### Data:
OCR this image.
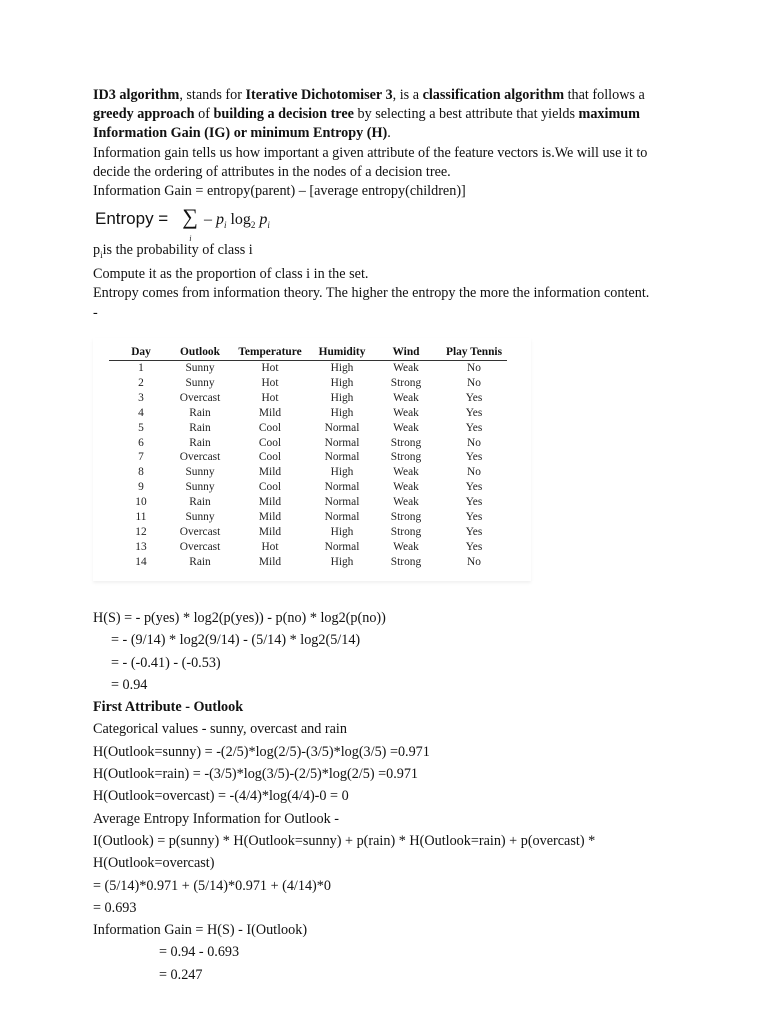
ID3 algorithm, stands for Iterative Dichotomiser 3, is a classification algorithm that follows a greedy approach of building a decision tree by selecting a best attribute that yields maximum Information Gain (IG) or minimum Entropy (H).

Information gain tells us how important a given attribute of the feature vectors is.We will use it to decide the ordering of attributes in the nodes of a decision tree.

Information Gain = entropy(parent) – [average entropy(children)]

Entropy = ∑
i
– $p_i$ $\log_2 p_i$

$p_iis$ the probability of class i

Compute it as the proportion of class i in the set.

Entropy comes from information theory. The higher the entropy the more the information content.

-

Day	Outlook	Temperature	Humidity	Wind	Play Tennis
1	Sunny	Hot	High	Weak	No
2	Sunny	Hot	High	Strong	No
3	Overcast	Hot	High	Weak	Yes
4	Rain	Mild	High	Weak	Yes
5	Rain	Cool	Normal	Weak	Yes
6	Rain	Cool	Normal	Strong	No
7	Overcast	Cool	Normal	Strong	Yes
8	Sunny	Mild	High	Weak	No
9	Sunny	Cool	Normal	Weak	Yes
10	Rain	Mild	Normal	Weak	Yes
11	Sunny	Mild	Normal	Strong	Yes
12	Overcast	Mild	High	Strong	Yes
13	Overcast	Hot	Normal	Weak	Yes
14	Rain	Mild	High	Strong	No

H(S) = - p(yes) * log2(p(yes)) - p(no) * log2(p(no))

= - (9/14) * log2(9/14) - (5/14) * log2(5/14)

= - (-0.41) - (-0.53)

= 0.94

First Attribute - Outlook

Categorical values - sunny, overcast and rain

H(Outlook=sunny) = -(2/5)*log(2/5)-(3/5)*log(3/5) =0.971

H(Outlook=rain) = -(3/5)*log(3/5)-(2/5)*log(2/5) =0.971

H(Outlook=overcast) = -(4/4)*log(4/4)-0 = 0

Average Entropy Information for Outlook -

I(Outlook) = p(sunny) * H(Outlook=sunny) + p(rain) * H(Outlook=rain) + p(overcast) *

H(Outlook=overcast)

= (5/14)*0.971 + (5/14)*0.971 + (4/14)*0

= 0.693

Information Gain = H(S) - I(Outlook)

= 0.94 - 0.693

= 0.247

--

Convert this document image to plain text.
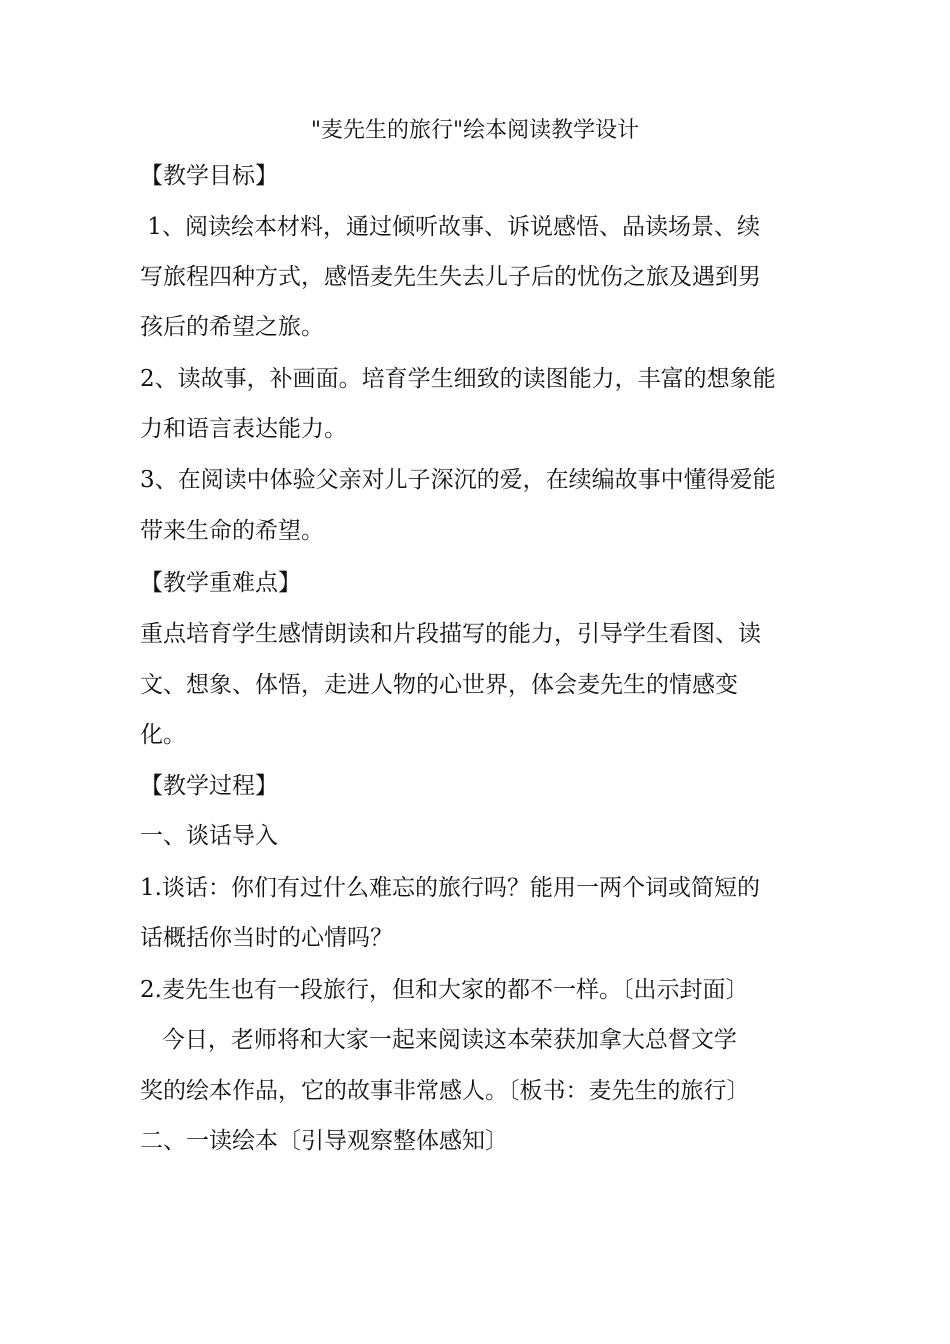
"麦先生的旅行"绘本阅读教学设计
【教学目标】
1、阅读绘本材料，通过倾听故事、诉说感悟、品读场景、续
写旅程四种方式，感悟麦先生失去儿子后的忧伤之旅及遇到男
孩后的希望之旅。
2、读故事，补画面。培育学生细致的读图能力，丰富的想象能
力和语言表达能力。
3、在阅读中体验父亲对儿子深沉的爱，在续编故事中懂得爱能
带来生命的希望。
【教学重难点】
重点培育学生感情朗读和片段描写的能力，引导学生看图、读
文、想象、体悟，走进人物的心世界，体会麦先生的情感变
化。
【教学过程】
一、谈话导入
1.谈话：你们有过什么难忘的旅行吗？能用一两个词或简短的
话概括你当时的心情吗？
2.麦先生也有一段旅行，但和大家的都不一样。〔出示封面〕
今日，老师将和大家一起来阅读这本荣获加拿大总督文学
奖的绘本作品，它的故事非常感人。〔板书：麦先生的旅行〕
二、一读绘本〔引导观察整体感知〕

### Exercise brief:
Answer with one number: how many lines in the listing hold "decision".

### Result:
2